__Problem details__
Emit the data below verbatim, stripping out any pictures.

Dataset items
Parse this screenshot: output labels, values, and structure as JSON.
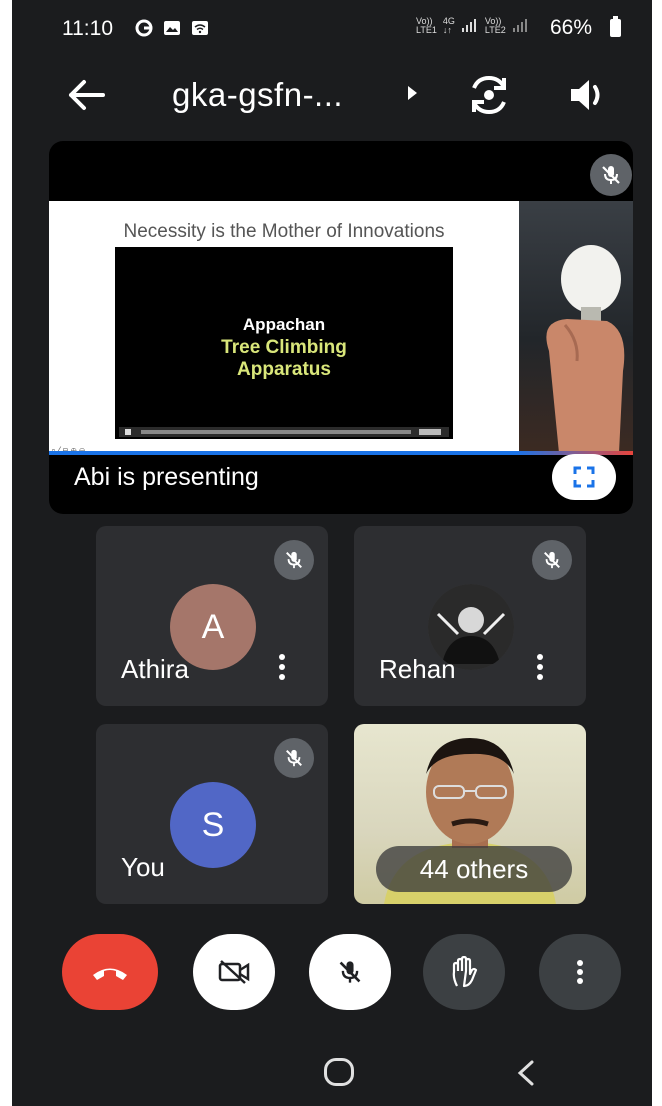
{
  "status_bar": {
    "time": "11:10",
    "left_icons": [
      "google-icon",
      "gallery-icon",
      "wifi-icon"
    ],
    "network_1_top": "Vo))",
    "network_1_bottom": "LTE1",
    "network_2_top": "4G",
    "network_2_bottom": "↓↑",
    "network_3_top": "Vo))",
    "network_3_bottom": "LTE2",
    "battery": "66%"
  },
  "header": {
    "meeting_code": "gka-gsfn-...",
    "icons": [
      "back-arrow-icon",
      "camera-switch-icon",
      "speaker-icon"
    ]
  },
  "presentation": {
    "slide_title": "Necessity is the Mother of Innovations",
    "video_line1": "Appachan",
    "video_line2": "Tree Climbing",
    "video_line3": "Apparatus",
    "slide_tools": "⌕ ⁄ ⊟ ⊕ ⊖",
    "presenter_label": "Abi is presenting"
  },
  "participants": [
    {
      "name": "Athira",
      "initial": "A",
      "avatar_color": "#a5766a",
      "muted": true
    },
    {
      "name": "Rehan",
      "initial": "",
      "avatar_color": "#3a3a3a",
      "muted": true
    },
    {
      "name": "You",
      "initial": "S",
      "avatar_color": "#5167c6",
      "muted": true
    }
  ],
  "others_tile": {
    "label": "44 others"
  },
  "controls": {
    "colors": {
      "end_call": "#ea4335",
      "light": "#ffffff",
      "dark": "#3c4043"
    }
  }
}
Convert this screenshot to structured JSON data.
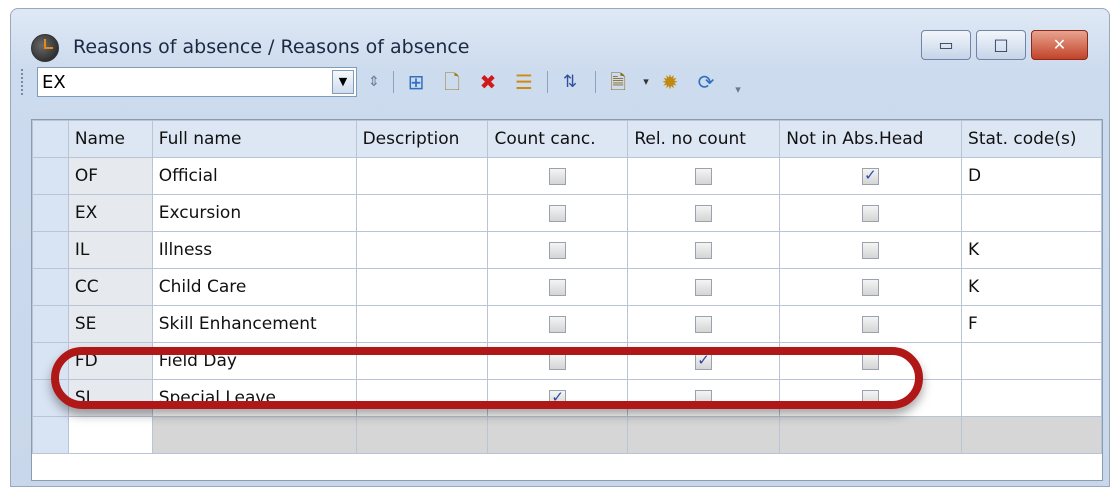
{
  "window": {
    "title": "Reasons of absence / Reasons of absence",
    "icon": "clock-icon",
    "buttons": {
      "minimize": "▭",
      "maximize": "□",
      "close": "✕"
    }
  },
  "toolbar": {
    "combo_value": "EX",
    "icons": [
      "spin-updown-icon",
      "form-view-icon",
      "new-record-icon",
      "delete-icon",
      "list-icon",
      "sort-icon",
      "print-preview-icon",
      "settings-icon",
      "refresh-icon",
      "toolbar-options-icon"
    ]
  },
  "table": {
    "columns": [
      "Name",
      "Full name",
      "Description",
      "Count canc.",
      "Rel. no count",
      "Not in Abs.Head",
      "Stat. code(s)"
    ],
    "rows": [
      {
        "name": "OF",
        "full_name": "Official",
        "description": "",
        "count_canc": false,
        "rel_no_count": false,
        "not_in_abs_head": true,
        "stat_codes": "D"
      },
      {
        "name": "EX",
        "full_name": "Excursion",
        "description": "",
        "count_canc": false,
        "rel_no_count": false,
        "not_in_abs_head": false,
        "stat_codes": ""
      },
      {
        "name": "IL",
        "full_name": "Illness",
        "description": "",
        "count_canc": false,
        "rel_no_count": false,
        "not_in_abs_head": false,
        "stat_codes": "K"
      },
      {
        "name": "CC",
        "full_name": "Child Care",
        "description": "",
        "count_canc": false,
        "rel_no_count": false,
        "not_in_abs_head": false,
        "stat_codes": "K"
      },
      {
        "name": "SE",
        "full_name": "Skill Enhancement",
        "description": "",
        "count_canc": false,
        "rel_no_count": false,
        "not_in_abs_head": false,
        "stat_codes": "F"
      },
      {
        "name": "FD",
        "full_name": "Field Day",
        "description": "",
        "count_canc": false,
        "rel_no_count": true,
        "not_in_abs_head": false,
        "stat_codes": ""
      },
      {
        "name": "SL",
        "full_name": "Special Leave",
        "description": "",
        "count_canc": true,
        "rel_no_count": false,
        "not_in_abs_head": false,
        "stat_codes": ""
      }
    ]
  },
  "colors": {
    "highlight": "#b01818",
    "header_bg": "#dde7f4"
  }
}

__Response to this task__
Parse this screenshot: output labels, values, and structure as JSON.
{
  "status_bar": {
    "time": "11:10",
    "left_icons": [
      "google-icon",
      "gallery-icon",
      "wifi-icon"
    ],
    "network_1_top": "Vo))",
    "network_1_bottom": "LTE1",
    "network_2_top": "4G",
    "network_2_bottom": "↓↑",
    "network_3_top": "Vo))",
    "network_3_bottom": "LTE2",
    "battery": "66%"
  },
  "header": {
    "meeting_code": "gka-gsfn-...",
    "icons": [
      "back-arrow-icon",
      "camera-switch-icon",
      "speaker-icon"
    ]
  },
  "presentation": {
    "slide_title": "Necessity is the Mother of Innovations",
    "video_line1": "Appachan",
    "video_line2": "Tree Climbing",
    "video_line3": "Apparatus",
    "slide_tools": "⌕ ⁄ ⊟ ⊕ ⊖",
    "presenter_label": "Abi is presenting"
  },
  "participants": [
    {
      "name": "Athira",
      "initial": "A",
      "avatar_color": "#a5766a",
      "muted": true
    },
    {
      "name": "Rehan",
      "initial": "",
      "avatar_color": "#3a3a3a",
      "muted": true
    },
    {
      "name": "You",
      "initial": "S",
      "avatar_color": "#5167c6",
      "muted": true
    }
  ],
  "others_tile": {
    "label": "44 others"
  },
  "controls": {
    "colors": {
      "end_call": "#ea4335",
      "light": "#ffffff",
      "dark": "#3c4043"
    }
  }
}
Convert this screenshot to structured JSON data.
{
  "window": {
    "title": "Reasons of absence / Reasons of absence",
    "icon": "clock-icon",
    "buttons": {
      "minimize": "▭",
      "maximize": "□",
      "close": "✕"
    }
  },
  "toolbar": {
    "combo_value": "EX",
    "icons": [
      "spin-updown-icon",
      "form-view-icon",
      "new-record-icon",
      "delete-icon",
      "list-icon",
      "sort-icon",
      "print-preview-icon",
      "settings-icon",
      "refresh-icon",
      "toolbar-options-icon"
    ]
  },
  "table": {
    "columns": [
      "Name",
      "Full name",
      "Description",
      "Count canc.",
      "Rel. no count",
      "Not in Abs.Head",
      "Stat. code(s)"
    ],
    "rows": [
      {
        "name": "OF",
        "full_name": "Official",
        "description": "",
        "count_canc": false,
        "rel_no_count": false,
        "not_in_abs_head": true,
        "stat_codes": "D"
      },
      {
        "name": "EX",
        "full_name": "Excursion",
        "description": "",
        "count_canc": false,
        "rel_no_count": false,
        "not_in_abs_head": false,
        "stat_codes": ""
      },
      {
        "name": "IL",
        "full_name": "Illness",
        "description": "",
        "count_canc": false,
        "rel_no_count": false,
        "not_in_abs_head": false,
        "stat_codes": "K"
      },
      {
        "name": "CC",
        "full_name": "Child Care",
        "description": "",
        "count_canc": false,
        "rel_no_count": false,
        "not_in_abs_head": false,
        "stat_codes": "K"
      },
      {
        "name": "SE",
        "full_name": "Skill Enhancement",
        "description": "",
        "count_canc": false,
        "rel_no_count": false,
        "not_in_abs_head": false,
        "stat_codes": "F"
      },
      {
        "name": "FD",
        "full_name": "Field Day",
        "description": "",
        "count_canc": false,
        "rel_no_count": true,
        "not_in_abs_head": false,
        "stat_codes": ""
      },
      {
        "name": "SL",
        "full_name": "Special Leave",
        "description": "",
        "count_canc": true,
        "rel_no_count": false,
        "not_in_abs_head": false,
        "stat_codes": ""
      }
    ]
  },
  "colors": {
    "highlight": "#b01818",
    "header_bg": "#dde7f4"
  }
}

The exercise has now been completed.